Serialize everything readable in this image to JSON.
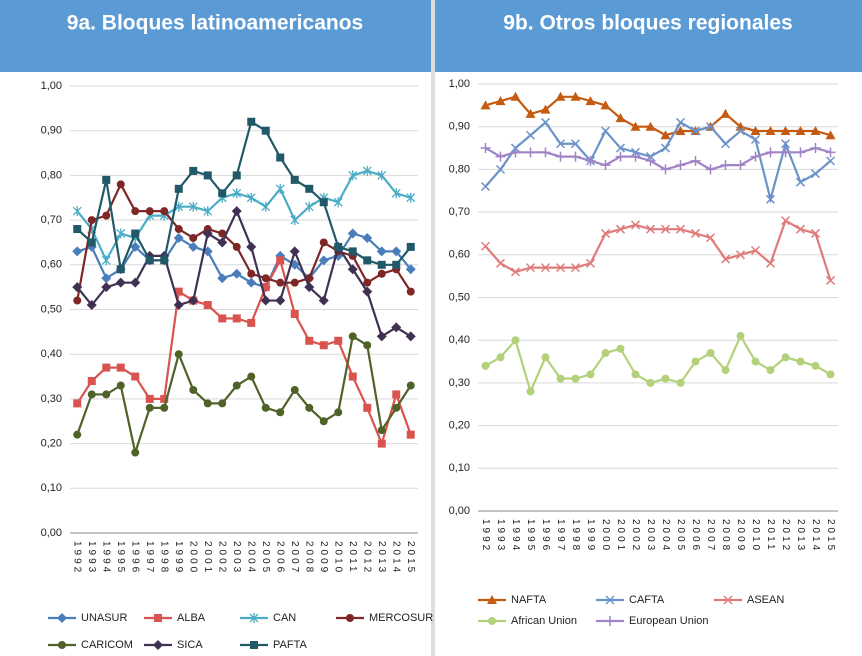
{
  "chart_data": [
    {
      "type": "line",
      "title": "9a. Bloques latinoamericanos",
      "categories": [
        "1992",
        "1993",
        "1994",
        "1995",
        "1996",
        "1997",
        "1998",
        "1999",
        "2000",
        "2001",
        "2002",
        "2003",
        "2004",
        "2005",
        "2006",
        "2007",
        "2008",
        "2009",
        "2010",
        "2011",
        "2012",
        "2013",
        "2014",
        "2015"
      ],
      "ylim": [
        0,
        1
      ],
      "yticks": [
        {
          "value": 0,
          "label": "0,00"
        },
        {
          "value": 0.1,
          "label": "0,10"
        },
        {
          "value": 0.2,
          "label": "0,20"
        },
        {
          "value": 0.3,
          "label": "0,30"
        },
        {
          "value": 0.4,
          "label": "0,40"
        },
        {
          "value": 0.5,
          "label": "0,50"
        },
        {
          "value": 0.6,
          "label": "0,60"
        },
        {
          "value": 0.7,
          "label": "0,70"
        },
        {
          "value": 0.8,
          "label": "0,80"
        },
        {
          "value": 0.9,
          "label": "0,90"
        },
        {
          "value": 1,
          "label": "1,00"
        }
      ],
      "grid": true,
      "series": [
        {
          "name": "UNASUR",
          "color": "#4a7ebb",
          "marker": "diamond",
          "values": [
            0.63,
            0.64,
            0.57,
            0.59,
            0.64,
            0.61,
            0.61,
            0.66,
            0.64,
            0.63,
            0.57,
            0.58,
            0.56,
            0.55,
            0.62,
            0.6,
            0.57,
            0.61,
            0.62,
            0.67,
            0.66,
            0.63,
            0.63,
            0.59
          ]
        },
        {
          "name": "ALBA",
          "color": "#d9534f",
          "marker": "square",
          "values": [
            0.29,
            0.34,
            0.37,
            0.37,
            0.35,
            0.3,
            0.3,
            0.54,
            0.52,
            0.51,
            0.48,
            0.48,
            0.47,
            0.55,
            0.61,
            0.49,
            0.43,
            0.42,
            0.43,
            0.35,
            0.28,
            0.2,
            0.31,
            0.22
          ]
        },
        {
          "name": "CAN",
          "color": "#4bacc6",
          "marker": "star",
          "values": [
            0.72,
            0.68,
            0.61,
            0.67,
            0.66,
            0.71,
            0.71,
            0.73,
            0.73,
            0.72,
            0.75,
            0.76,
            0.75,
            0.73,
            0.77,
            0.7,
            0.73,
            0.75,
            0.74,
            0.8,
            0.81,
            0.8,
            0.76,
            0.75
          ]
        },
        {
          "name": "MERCOSUR",
          "color": "#7f2626",
          "marker": "circle",
          "values": [
            0.52,
            0.7,
            0.71,
            0.78,
            0.72,
            0.72,
            0.72,
            0.68,
            0.66,
            0.68,
            0.67,
            0.64,
            0.58,
            0.57,
            0.56,
            0.56,
            0.57,
            0.65,
            0.63,
            0.62,
            0.56,
            0.58,
            0.59,
            0.54
          ]
        },
        {
          "name": "CARICOM",
          "color": "#4f6228",
          "marker": "circle",
          "values": [
            0.22,
            0.31,
            0.31,
            0.33,
            0.18,
            0.28,
            0.28,
            0.4,
            0.32,
            0.29,
            0.29,
            0.33,
            0.35,
            0.28,
            0.27,
            0.32,
            0.28,
            0.25,
            0.27,
            0.44,
            0.42,
            0.23,
            0.28,
            0.33
          ]
        },
        {
          "name": "SICA",
          "color": "#403152",
          "marker": "diamond",
          "values": [
            0.55,
            0.51,
            0.55,
            0.56,
            0.56,
            0.62,
            0.62,
            0.51,
            0.52,
            0.67,
            0.65,
            0.72,
            0.64,
            0.52,
            0.52,
            0.63,
            0.55,
            0.52,
            0.64,
            0.59,
            0.54,
            0.44,
            0.46,
            0.44
          ]
        },
        {
          "name": "PAFTA",
          "color": "#215968",
          "marker": "square",
          "values": [
            0.68,
            0.65,
            0.79,
            0.59,
            0.67,
            0.61,
            0.61,
            0.77,
            0.81,
            0.8,
            0.76,
            0.8,
            0.92,
            0.9,
            0.84,
            0.79,
            0.77,
            0.74,
            0.64,
            0.63,
            0.61,
            0.6,
            0.6,
            0.64
          ]
        }
      ]
    },
    {
      "type": "line",
      "title": "9b. Otros bloques regionales",
      "categories": [
        "1992",
        "1993",
        "1994",
        "1995",
        "1996",
        "1997",
        "1998",
        "1999",
        "2000",
        "2001",
        "2002",
        "2003",
        "2004",
        "2005",
        "2006",
        "2007",
        "2008",
        "2009",
        "2010",
        "2011",
        "2012",
        "2013",
        "2014",
        "2015"
      ],
      "ylim": [
        0,
        1
      ],
      "yticks": [
        {
          "value": 0,
          "label": "0,00"
        },
        {
          "value": 0.1,
          "label": "0,10"
        },
        {
          "value": 0.2,
          "label": "0,20"
        },
        {
          "value": 0.3,
          "label": "0,30"
        },
        {
          "value": 0.4,
          "label": "0,40"
        },
        {
          "value": 0.5,
          "label": "0,50"
        },
        {
          "value": 0.6,
          "label": "0,60"
        },
        {
          "value": 0.7,
          "label": "0,70"
        },
        {
          "value": 0.8,
          "label": "0,80"
        },
        {
          "value": 0.9,
          "label": "0,90"
        },
        {
          "value": 1,
          "label": "1,00"
        }
      ],
      "grid": true,
      "series": [
        {
          "name": "NAFTA",
          "color": "#c55a11",
          "marker": "triangle",
          "values": [
            0.95,
            0.96,
            0.97,
            0.93,
            0.94,
            0.97,
            0.97,
            0.96,
            0.95,
            0.92,
            0.9,
            0.9,
            0.88,
            0.89,
            0.89,
            0.9,
            0.93,
            0.9,
            0.89,
            0.89,
            0.89,
            0.89,
            0.89,
            0.88
          ]
        },
        {
          "name": "CAFTA",
          "color": "#6b93c8",
          "marker": "x",
          "values": [
            0.76,
            0.8,
            0.85,
            0.88,
            0.91,
            0.86,
            0.86,
            0.82,
            0.89,
            0.85,
            0.84,
            0.83,
            0.85,
            0.91,
            0.89,
            0.9,
            0.86,
            0.89,
            0.87,
            0.73,
            0.86,
            0.77,
            0.79,
            0.82
          ]
        },
        {
          "name": "ASEAN",
          "color": "#e07b7b",
          "marker": "x",
          "values": [
            0.62,
            0.58,
            0.56,
            0.57,
            0.57,
            0.57,
            0.57,
            0.58,
            0.65,
            0.66,
            0.67,
            0.66,
            0.66,
            0.66,
            0.65,
            0.64,
            0.59,
            0.6,
            0.61,
            0.58,
            0.68,
            0.66,
            0.65,
            0.54
          ]
        },
        {
          "name": "African Union",
          "color": "#b3d17a",
          "marker": "circle",
          "values": [
            0.34,
            0.36,
            0.4,
            0.28,
            0.36,
            0.31,
            0.31,
            0.32,
            0.37,
            0.38,
            0.32,
            0.3,
            0.31,
            0.3,
            0.35,
            0.37,
            0.33,
            0.41,
            0.35,
            0.33,
            0.36,
            0.35,
            0.34,
            0.32
          ]
        },
        {
          "name": "European Union",
          "color": "#a084c6",
          "marker": "plus",
          "values": [
            0.85,
            0.83,
            0.84,
            0.84,
            0.84,
            0.83,
            0.83,
            0.82,
            0.81,
            0.83,
            0.83,
            0.82,
            0.8,
            0.81,
            0.82,
            0.8,
            0.81,
            0.81,
            0.83,
            0.84,
            0.84,
            0.84,
            0.85,
            0.84
          ]
        }
      ]
    }
  ]
}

·····

REQUIREMENT: Reproduce the material above in full, exactly, with no images.

COMPLETE RESPONSE:
Serialize everything readable in this image to JSON.
{
  "chart_data": [
    {
      "type": "line",
      "title": "9a. Bloques latinoamericanos",
      "categories": [
        "1992",
        "1993",
        "1994",
        "1995",
        "1996",
        "1997",
        "1998",
        "1999",
        "2000",
        "2001",
        "2002",
        "2003",
        "2004",
        "2005",
        "2006",
        "2007",
        "2008",
        "2009",
        "2010",
        "2011",
        "2012",
        "2013",
        "2014",
        "2015"
      ],
      "ylim": [
        0,
        1
      ],
      "yticks": [
        {
          "value": 0,
          "label": "0,00"
        },
        {
          "value": 0.1,
          "label": "0,10"
        },
        {
          "value": 0.2,
          "label": "0,20"
        },
        {
          "value": 0.3,
          "label": "0,30"
        },
        {
          "value": 0.4,
          "label": "0,40"
        },
        {
          "value": 0.5,
          "label": "0,50"
        },
        {
          "value": 0.6,
          "label": "0,60"
        },
        {
          "value": 0.7,
          "label": "0,70"
        },
        {
          "value": 0.8,
          "label": "0,80"
        },
        {
          "value": 0.9,
          "label": "0,90"
        },
        {
          "value": 1,
          "label": "1,00"
        }
      ],
      "grid": true,
      "series": [
        {
          "name": "UNASUR",
          "color": "#4a7ebb",
          "marker": "diamond",
          "values": [
            0.63,
            0.64,
            0.57,
            0.59,
            0.64,
            0.61,
            0.61,
            0.66,
            0.64,
            0.63,
            0.57,
            0.58,
            0.56,
            0.55,
            0.62,
            0.6,
            0.57,
            0.61,
            0.62,
            0.67,
            0.66,
            0.63,
            0.63,
            0.59
          ]
        },
        {
          "name": "ALBA",
          "color": "#d9534f",
          "marker": "square",
          "values": [
            0.29,
            0.34,
            0.37,
            0.37,
            0.35,
            0.3,
            0.3,
            0.54,
            0.52,
            0.51,
            0.48,
            0.48,
            0.47,
            0.55,
            0.61,
            0.49,
            0.43,
            0.42,
            0.43,
            0.35,
            0.28,
            0.2,
            0.31,
            0.22
          ]
        },
        {
          "name": "CAN",
          "color": "#4bacc6",
          "marker": "star",
          "values": [
            0.72,
            0.68,
            0.61,
            0.67,
            0.66,
            0.71,
            0.71,
            0.73,
            0.73,
            0.72,
            0.75,
            0.76,
            0.75,
            0.73,
            0.77,
            0.7,
            0.73,
            0.75,
            0.74,
            0.8,
            0.81,
            0.8,
            0.76,
            0.75
          ]
        },
        {
          "name": "MERCOSUR",
          "color": "#7f2626",
          "marker": "circle",
          "values": [
            0.52,
            0.7,
            0.71,
            0.78,
            0.72,
            0.72,
            0.72,
            0.68,
            0.66,
            0.68,
            0.67,
            0.64,
            0.58,
            0.57,
            0.56,
            0.56,
            0.57,
            0.65,
            0.63,
            0.62,
            0.56,
            0.58,
            0.59,
            0.54
          ]
        },
        {
          "name": "CARICOM",
          "color": "#4f6228",
          "marker": "circle",
          "values": [
            0.22,
            0.31,
            0.31,
            0.33,
            0.18,
            0.28,
            0.28,
            0.4,
            0.32,
            0.29,
            0.29,
            0.33,
            0.35,
            0.28,
            0.27,
            0.32,
            0.28,
            0.25,
            0.27,
            0.44,
            0.42,
            0.23,
            0.28,
            0.33
          ]
        },
        {
          "name": "SICA",
          "color": "#403152",
          "marker": "diamond",
          "values": [
            0.55,
            0.51,
            0.55,
            0.56,
            0.56,
            0.62,
            0.62,
            0.51,
            0.52,
            0.67,
            0.65,
            0.72,
            0.64,
            0.52,
            0.52,
            0.63,
            0.55,
            0.52,
            0.64,
            0.59,
            0.54,
            0.44,
            0.46,
            0.44
          ]
        },
        {
          "name": "PAFTA",
          "color": "#215968",
          "marker": "square",
          "values": [
            0.68,
            0.65,
            0.79,
            0.59,
            0.67,
            0.61,
            0.61,
            0.77,
            0.81,
            0.8,
            0.76,
            0.8,
            0.92,
            0.9,
            0.84,
            0.79,
            0.77,
            0.74,
            0.64,
            0.63,
            0.61,
            0.6,
            0.6,
            0.64
          ]
        }
      ]
    },
    {
      "type": "line",
      "title": "9b. Otros bloques regionales",
      "categories": [
        "1992",
        "1993",
        "1994",
        "1995",
        "1996",
        "1997",
        "1998",
        "1999",
        "2000",
        "2001",
        "2002",
        "2003",
        "2004",
        "2005",
        "2006",
        "2007",
        "2008",
        "2009",
        "2010",
        "2011",
        "2012",
        "2013",
        "2014",
        "2015"
      ],
      "ylim": [
        0,
        1
      ],
      "yticks": [
        {
          "value": 0,
          "label": "0,00"
        },
        {
          "value": 0.1,
          "label": "0,10"
        },
        {
          "value": 0.2,
          "label": "0,20"
        },
        {
          "value": 0.3,
          "label": "0,30"
        },
        {
          "value": 0.4,
          "label": "0,40"
        },
        {
          "value": 0.5,
          "label": "0,50"
        },
        {
          "value": 0.6,
          "label": "0,60"
        },
        {
          "value": 0.7,
          "label": "0,70"
        },
        {
          "value": 0.8,
          "label": "0,80"
        },
        {
          "value": 0.9,
          "label": "0,90"
        },
        {
          "value": 1,
          "label": "1,00"
        }
      ],
      "grid": true,
      "series": [
        {
          "name": "NAFTA",
          "color": "#c55a11",
          "marker": "triangle",
          "values": [
            0.95,
            0.96,
            0.97,
            0.93,
            0.94,
            0.97,
            0.97,
            0.96,
            0.95,
            0.92,
            0.9,
            0.9,
            0.88,
            0.89,
            0.89,
            0.9,
            0.93,
            0.9,
            0.89,
            0.89,
            0.89,
            0.89,
            0.89,
            0.88
          ]
        },
        {
          "name": "CAFTA",
          "color": "#6b93c8",
          "marker": "x",
          "values": [
            0.76,
            0.8,
            0.85,
            0.88,
            0.91,
            0.86,
            0.86,
            0.82,
            0.89,
            0.85,
            0.84,
            0.83,
            0.85,
            0.91,
            0.89,
            0.9,
            0.86,
            0.89,
            0.87,
            0.73,
            0.86,
            0.77,
            0.79,
            0.82
          ]
        },
        {
          "name": "ASEAN",
          "color": "#e07b7b",
          "marker": "x",
          "values": [
            0.62,
            0.58,
            0.56,
            0.57,
            0.57,
            0.57,
            0.57,
            0.58,
            0.65,
            0.66,
            0.67,
            0.66,
            0.66,
            0.66,
            0.65,
            0.64,
            0.59,
            0.6,
            0.61,
            0.58,
            0.68,
            0.66,
            0.65,
            0.54
          ]
        },
        {
          "name": "African Union",
          "color": "#b3d17a",
          "marker": "circle",
          "values": [
            0.34,
            0.36,
            0.4,
            0.28,
            0.36,
            0.31,
            0.31,
            0.32,
            0.37,
            0.38,
            0.32,
            0.3,
            0.31,
            0.3,
            0.35,
            0.37,
            0.33,
            0.41,
            0.35,
            0.33,
            0.36,
            0.35,
            0.34,
            0.32
          ]
        },
        {
          "name": "European Union",
          "color": "#a084c6",
          "marker": "plus",
          "values": [
            0.85,
            0.83,
            0.84,
            0.84,
            0.84,
            0.83,
            0.83,
            0.82,
            0.81,
            0.83,
            0.83,
            0.82,
            0.8,
            0.81,
            0.82,
            0.8,
            0.81,
            0.81,
            0.83,
            0.84,
            0.84,
            0.84,
            0.85,
            0.84
          ]
        }
      ]
    }
  ]
}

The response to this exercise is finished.